** BEGIN Extracted material **

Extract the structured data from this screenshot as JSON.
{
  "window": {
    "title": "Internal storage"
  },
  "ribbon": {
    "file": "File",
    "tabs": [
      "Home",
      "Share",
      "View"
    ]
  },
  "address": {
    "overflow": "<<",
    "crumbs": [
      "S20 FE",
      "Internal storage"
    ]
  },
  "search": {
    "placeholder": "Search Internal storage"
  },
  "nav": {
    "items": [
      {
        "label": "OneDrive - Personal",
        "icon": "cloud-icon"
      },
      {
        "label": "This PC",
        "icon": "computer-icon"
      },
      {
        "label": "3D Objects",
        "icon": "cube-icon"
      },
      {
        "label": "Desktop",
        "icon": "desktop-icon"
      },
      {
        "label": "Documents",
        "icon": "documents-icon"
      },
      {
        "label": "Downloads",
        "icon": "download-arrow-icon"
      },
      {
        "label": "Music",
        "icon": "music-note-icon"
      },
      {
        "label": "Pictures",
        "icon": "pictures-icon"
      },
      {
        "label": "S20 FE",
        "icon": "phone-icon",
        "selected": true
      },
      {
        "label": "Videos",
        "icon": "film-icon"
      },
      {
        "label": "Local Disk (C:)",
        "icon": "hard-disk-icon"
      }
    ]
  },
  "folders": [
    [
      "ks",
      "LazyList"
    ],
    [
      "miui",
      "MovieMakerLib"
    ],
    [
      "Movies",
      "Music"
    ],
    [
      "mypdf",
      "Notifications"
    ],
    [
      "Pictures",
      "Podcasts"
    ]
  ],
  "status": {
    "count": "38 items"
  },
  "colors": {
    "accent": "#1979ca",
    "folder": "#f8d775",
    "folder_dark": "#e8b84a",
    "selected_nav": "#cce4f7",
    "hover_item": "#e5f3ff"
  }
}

** END Extracted material **

→ Do this
The full set of records should be duplicated exactly.

→ Completed task
Extract the structured data from this screenshot as JSON.
{
  "window": {
    "title": "Internal storage"
  },
  "ribbon": {
    "file": "File",
    "tabs": [
      "Home",
      "Share",
      "View"
    ]
  },
  "address": {
    "overflow": "<<",
    "crumbs": [
      "S20 FE",
      "Internal storage"
    ]
  },
  "search": {
    "placeholder": "Search Internal storage"
  },
  "nav": {
    "items": [
      {
        "label": "OneDrive - Personal",
        "icon": "cloud-icon"
      },
      {
        "label": "This PC",
        "icon": "computer-icon"
      },
      {
        "label": "3D Objects",
        "icon": "cube-icon"
      },
      {
        "label": "Desktop",
        "icon": "desktop-icon"
      },
      {
        "label": "Documents",
        "icon": "documents-icon"
      },
      {
        "label": "Downloads",
        "icon": "download-arrow-icon"
      },
      {
        "label": "Music",
        "icon": "music-note-icon"
      },
      {
        "label": "Pictures",
        "icon": "pictures-icon"
      },
      {
        "label": "S20 FE",
        "icon": "phone-icon",
        "selected": true
      },
      {
        "label": "Videos",
        "icon": "film-icon"
      },
      {
        "label": "Local Disk (C:)",
        "icon": "hard-disk-icon"
      }
    ]
  },
  "folders": [
    [
      "ks",
      "LazyList"
    ],
    [
      "miui",
      "MovieMakerLib"
    ],
    [
      "Movies",
      "Music"
    ],
    [
      "mypdf",
      "Notifications"
    ],
    [
      "Pictures",
      "Podcasts"
    ]
  ],
  "status": {
    "count": "38 items"
  },
  "colors": {
    "accent": "#1979ca",
    "folder": "#f8d775",
    "folder_dark": "#e8b84a",
    "selected_nav": "#cce4f7",
    "hover_item": "#e5f3ff"
  }
}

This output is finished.